§ **Objective**: Would you extract the whole listing below and retype it exactly?

Recorded data

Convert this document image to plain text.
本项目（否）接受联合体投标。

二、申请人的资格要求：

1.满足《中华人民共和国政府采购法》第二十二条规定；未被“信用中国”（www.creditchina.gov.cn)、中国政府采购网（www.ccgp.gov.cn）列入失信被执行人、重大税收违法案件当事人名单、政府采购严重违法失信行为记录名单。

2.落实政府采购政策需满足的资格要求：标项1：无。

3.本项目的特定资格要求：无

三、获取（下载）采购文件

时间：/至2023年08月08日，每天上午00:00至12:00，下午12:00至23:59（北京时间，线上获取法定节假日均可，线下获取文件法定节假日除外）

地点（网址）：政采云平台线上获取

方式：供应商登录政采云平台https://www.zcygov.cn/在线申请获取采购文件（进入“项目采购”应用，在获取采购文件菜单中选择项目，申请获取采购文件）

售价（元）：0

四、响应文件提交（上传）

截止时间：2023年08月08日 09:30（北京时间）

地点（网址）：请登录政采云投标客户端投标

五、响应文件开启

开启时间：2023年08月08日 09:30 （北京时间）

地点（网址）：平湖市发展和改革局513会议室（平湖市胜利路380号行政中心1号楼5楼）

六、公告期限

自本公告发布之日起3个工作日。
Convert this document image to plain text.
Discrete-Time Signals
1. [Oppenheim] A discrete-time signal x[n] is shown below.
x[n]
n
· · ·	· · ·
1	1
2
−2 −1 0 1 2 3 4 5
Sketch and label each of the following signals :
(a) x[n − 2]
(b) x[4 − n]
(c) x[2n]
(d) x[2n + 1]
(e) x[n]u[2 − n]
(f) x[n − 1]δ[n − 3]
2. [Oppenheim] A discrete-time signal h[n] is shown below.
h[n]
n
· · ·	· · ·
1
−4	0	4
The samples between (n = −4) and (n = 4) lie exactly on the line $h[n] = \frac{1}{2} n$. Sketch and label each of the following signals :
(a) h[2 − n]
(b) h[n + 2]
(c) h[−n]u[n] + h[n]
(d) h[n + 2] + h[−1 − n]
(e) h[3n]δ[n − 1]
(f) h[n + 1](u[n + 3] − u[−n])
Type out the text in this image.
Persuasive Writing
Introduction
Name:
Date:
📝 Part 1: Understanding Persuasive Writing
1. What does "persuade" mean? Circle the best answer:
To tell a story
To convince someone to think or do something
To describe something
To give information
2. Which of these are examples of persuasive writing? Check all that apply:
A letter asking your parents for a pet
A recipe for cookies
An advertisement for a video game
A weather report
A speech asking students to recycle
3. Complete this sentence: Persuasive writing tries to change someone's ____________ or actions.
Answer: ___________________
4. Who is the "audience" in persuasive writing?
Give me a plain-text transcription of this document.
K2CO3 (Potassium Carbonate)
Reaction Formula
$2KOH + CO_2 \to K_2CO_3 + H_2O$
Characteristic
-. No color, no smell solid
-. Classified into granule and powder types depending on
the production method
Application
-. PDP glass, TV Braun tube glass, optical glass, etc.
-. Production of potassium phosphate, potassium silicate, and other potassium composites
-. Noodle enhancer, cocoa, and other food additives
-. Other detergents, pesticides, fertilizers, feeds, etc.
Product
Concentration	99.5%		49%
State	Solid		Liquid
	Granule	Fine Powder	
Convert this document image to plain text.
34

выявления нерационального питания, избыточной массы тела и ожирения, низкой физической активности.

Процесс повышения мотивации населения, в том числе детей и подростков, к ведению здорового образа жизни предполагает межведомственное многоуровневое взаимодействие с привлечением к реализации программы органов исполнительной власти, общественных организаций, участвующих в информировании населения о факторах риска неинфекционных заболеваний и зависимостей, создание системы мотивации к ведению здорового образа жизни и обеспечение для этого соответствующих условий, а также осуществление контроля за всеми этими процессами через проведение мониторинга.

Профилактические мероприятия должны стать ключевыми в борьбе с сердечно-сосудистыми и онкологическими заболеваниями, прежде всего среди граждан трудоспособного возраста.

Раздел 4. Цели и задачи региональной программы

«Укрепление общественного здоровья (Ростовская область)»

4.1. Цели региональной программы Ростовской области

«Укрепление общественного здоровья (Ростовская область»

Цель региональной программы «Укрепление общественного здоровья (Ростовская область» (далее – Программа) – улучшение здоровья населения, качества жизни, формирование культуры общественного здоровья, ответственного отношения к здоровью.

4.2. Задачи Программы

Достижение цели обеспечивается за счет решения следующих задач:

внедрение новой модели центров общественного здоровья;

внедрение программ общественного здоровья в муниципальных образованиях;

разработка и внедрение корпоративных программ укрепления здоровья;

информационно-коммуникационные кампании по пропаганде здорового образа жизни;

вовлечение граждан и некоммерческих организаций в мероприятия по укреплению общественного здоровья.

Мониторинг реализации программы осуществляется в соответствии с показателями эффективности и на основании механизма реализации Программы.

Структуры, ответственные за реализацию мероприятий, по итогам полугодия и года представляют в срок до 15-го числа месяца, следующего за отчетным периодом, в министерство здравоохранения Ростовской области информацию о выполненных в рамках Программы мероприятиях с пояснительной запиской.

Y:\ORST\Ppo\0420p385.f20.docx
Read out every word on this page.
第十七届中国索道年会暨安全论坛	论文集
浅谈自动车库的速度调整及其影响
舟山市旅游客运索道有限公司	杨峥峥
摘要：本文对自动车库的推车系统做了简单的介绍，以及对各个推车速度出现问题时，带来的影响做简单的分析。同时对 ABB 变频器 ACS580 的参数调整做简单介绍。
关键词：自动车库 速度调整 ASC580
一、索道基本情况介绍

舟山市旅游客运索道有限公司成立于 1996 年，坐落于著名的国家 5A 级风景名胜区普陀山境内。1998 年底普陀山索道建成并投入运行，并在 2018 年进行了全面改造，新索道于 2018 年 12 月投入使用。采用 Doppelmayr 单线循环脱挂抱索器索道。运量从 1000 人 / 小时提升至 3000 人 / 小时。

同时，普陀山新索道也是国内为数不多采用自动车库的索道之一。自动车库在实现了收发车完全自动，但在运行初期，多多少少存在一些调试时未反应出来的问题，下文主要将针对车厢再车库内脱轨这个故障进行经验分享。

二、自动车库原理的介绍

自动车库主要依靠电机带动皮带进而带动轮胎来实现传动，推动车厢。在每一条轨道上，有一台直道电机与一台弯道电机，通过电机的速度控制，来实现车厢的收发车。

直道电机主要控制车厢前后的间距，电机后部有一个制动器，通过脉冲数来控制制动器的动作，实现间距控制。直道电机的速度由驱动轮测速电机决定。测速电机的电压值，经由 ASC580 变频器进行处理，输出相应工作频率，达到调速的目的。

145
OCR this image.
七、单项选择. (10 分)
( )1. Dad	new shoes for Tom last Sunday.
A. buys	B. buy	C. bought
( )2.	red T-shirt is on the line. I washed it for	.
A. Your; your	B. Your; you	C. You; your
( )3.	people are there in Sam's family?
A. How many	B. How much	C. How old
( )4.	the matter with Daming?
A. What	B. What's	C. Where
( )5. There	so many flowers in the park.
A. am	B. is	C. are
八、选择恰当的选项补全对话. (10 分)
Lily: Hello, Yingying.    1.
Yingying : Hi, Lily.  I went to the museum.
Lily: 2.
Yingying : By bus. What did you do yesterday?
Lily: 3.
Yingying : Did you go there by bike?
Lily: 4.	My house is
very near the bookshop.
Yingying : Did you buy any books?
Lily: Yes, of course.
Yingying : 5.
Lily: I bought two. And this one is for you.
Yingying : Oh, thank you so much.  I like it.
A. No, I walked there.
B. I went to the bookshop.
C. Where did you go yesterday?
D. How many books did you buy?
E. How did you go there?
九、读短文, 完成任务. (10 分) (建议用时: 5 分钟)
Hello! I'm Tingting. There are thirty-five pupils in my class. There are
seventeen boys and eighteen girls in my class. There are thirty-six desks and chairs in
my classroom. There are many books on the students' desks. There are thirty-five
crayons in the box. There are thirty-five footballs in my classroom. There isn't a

§ **Answer for this exercise**:
Convert this document image to plain text.
本项目（否）接受联合体投标。

二、申请人的资格要求：

1.满足《中华人民共和国政府采购法》第二十二条规定；未被“信用中国”（www.creditchina.gov.cn)、中国政府采购网（www.ccgp.gov.cn）列入失信被执行人、重大税收违法案件当事人名单、政府采购严重违法失信行为记录名单。

2.落实政府采购政策需满足的资格要求：标项1：无。

3.本项目的特定资格要求：无

三、获取（下载）采购文件

时间：/至2023年08月08日，每天上午00:00至12:00，下午12:00至23:59（北京时间，线上获取法定节假日均可，线下获取文件法定节假日除外）

地点（网址）：政采云平台线上获取

方式：供应商登录政采云平台https://www.zcygov.cn/在线申请获取采购文件（进入“项目采购”应用，在获取采购文件菜单中选择项目，申请获取采购文件）

售价（元）：0

四、响应文件提交（上传）

截止时间：2023年08月08日 09:30（北京时间）

地点（网址）：请登录政采云投标客户端投标

五、响应文件开启

开启时间：2023年08月08日 09:30 （北京时间）

地点（网址）：平湖市发展和改革局513会议室（平湖市胜利路380号行政中心1号楼5楼）

六、公告期限

自本公告发布之日起3个工作日。
Convert this document image to plain text.
Discrete-Time Signals
1. [Oppenheim] A discrete-time signal x[n] is shown below.
x[n]
n
· · ·	· · ·
1	1
2
−2 −1 0 1 2 3 4 5
Sketch and label each of the following signals :
(a) x[n − 2]
(b) x[4 − n]
(c) x[2n]
(d) x[2n + 1]
(e) x[n]u[2 − n]
(f) x[n − 1]δ[n − 3]
2. [Oppenheim] A discrete-time signal h[n] is shown below.
h[n]
n
· · ·	· · ·
1
−4	0	4
The samples between (n = −4) and (n = 4) lie exactly on the line $h[n] = \frac{1}{2} n$. Sketch and label each of the following signals :
(a) h[2 − n]
(b) h[n + 2]
(c) h[−n]u[n] + h[n]
(d) h[n + 2] + h[−1 − n]
(e) h[3n]δ[n − 1]
(f) h[n + 1](u[n + 3] − u[−n])
Type out the text in this image.
Persuasive Writing
Introduction
Name:
Date:
📝 Part 1: Understanding Persuasive Writing
1. What does "persuade" mean? Circle the best answer:
To tell a story
To convince someone to think or do something
To describe something
To give information
2. Which of these are examples of persuasive writing? Check all that apply:
A letter asking your parents for a pet
A recipe for cookies
An advertisement for a video game
A weather report
A speech asking students to recycle
3. Complete this sentence: Persuasive writing tries to change someone's ____________ or actions.
Answer: ___________________
4. Who is the "audience" in persuasive writing?
Give me a plain-text transcription of this document.
K2CO3 (Potassium Carbonate)
Reaction Formula
$2KOH + CO_2 \to K_2CO_3 + H_2O$
Characteristic
-. No color, no smell solid
-. Classified into granule and powder types depending on
the production method
Application
-. PDP glass, TV Braun tube glass, optical glass, etc.
-. Production of potassium phosphate, potassium silicate, and other potassium composites
-. Noodle enhancer, cocoa, and other food additives
-. Other detergents, pesticides, fertilizers, feeds, etc.
Product
Concentration	99.5%		49%
State	Solid		Liquid
	Granule	Fine Powder	
Convert this document image to plain text.
34

выявления нерационального питания, избыточной массы тела и ожирения, низкой физической активности.

Процесс повышения мотивации населения, в том числе детей и подростков, к ведению здорового образа жизни предполагает межведомственное многоуровневое взаимодействие с привлечением к реализации программы органов исполнительной власти, общественных организаций, участвующих в информировании населения о факторах риска неинфекционных заболеваний и зависимостей, создание системы мотивации к ведению здорового образа жизни и обеспечение для этого соответствующих условий, а также осуществление контроля за всеми этими процессами через проведение мониторинга.

Профилактические мероприятия должны стать ключевыми в борьбе с сердечно-сосудистыми и онкологическими заболеваниями, прежде всего среди граждан трудоспособного возраста.

Раздел 4. Цели и задачи региональной программы

«Укрепление общественного здоровья (Ростовская область)»

4.1. Цели региональной программы Ростовской области

«Укрепление общественного здоровья (Ростовская область»

Цель региональной программы «Укрепление общественного здоровья (Ростовская область» (далее – Программа) – улучшение здоровья населения, качества жизни, формирование культуры общественного здоровья, ответственного отношения к здоровью.

4.2. Задачи Программы

Достижение цели обеспечивается за счет решения следующих задач:

внедрение новой модели центров общественного здоровья;

внедрение программ общественного здоровья в муниципальных образованиях;

разработка и внедрение корпоративных программ укрепления здоровья;

информационно-коммуникационные кампании по пропаганде здорового образа жизни;

вовлечение граждан и некоммерческих организаций в мероприятия по укреплению общественного здоровья.

Мониторинг реализации программы осуществляется в соответствии с показателями эффективности и на основании механизма реализации Программы.

Структуры, ответственные за реализацию мероприятий, по итогам полугодия и года представляют в срок до 15-го числа месяца, следующего за отчетным периодом, в министерство здравоохранения Ростовской области информацию о выполненных в рамках Программы мероприятиях с пояснительной запиской.

Y:\ORST\Ppo\0420p385.f20.docx
Read out every word on this page.
第十七届中国索道年会暨安全论坛	论文集
浅谈自动车库的速度调整及其影响
舟山市旅游客运索道有限公司	杨峥峥
摘要：本文对自动车库的推车系统做了简单的介绍，以及对各个推车速度出现问题时，带来的影响做简单的分析。同时对 ABB 变频器 ACS580 的参数调整做简单介绍。
关键词：自动车库 速度调整 ASC580
一、索道基本情况介绍

舟山市旅游客运索道有限公司成立于 1996 年，坐落于著名的国家 5A 级风景名胜区普陀山境内。1998 年底普陀山索道建成并投入运行，并在 2018 年进行了全面改造，新索道于 2018 年 12 月投入使用。采用 Doppelmayr 单线循环脱挂抱索器索道。运量从 1000 人 / 小时提升至 3000 人 / 小时。

同时，普陀山新索道也是国内为数不多采用自动车库的索道之一。自动车库在实现了收发车完全自动，但在运行初期，多多少少存在一些调试时未反应出来的问题，下文主要将针对车厢再车库内脱轨这个故障进行经验分享。

二、自动车库原理的介绍

自动车库主要依靠电机带动皮带进而带动轮胎来实现传动，推动车厢。在每一条轨道上，有一台直道电机与一台弯道电机，通过电机的速度控制，来实现车厢的收发车。

直道电机主要控制车厢前后的间距，电机后部有一个制动器，通过脉冲数来控制制动器的动作，实现间距控制。直道电机的速度由驱动轮测速电机决定。测速电机的电压值，经由 ASC580 变频器进行处理，输出相应工作频率，达到调速的目的。

145
OCR this image.
七、单项选择. (10 分)
( )1. Dad	new shoes for Tom last Sunday.
A. buys	B. buy	C. bought
( )2.	red T-shirt is on the line. I washed it for	.
A. Your; your	B. Your; you	C. You; your
( )3.	people are there in Sam's family?
A. How many	B. How much	C. How old
( )4.	the matter with Daming?
A. What	B. What's	C. Where
( )5. There	so many flowers in the park.
A. am	B. is	C. are
八、选择恰当的选项补全对话. (10 分)
Lily: Hello, Yingying.    1.
Yingying : Hi, Lily.  I went to the museum.
Lily: 2.
Yingying : By bus. What did you do yesterday?
Lily: 3.
Yingying : Did you go there by bike?
Lily: 4.	My house is
very near the bookshop.
Yingying : Did you buy any books?
Lily: Yes, of course.
Yingying : 5.
Lily: I bought two. And this one is for you.
Yingying : Oh, thank you so much.  I like it.
A. No, I walked there.
B. I went to the bookshop.
C. Where did you go yesterday?
D. How many books did you buy?
E. How did you go there?
九、读短文, 完成任务. (10 分) (建议用时: 5 分钟)
Hello! I'm Tingting. There are thirty-five pupils in my class. There are
seventeen boys and eighteen girls in my class. There are thirty-six desks and chairs in
my classroom. There are many books on the students' desks. There are thirty-five
crayons in the box. There are thirty-five footballs in my classroom. There isn't a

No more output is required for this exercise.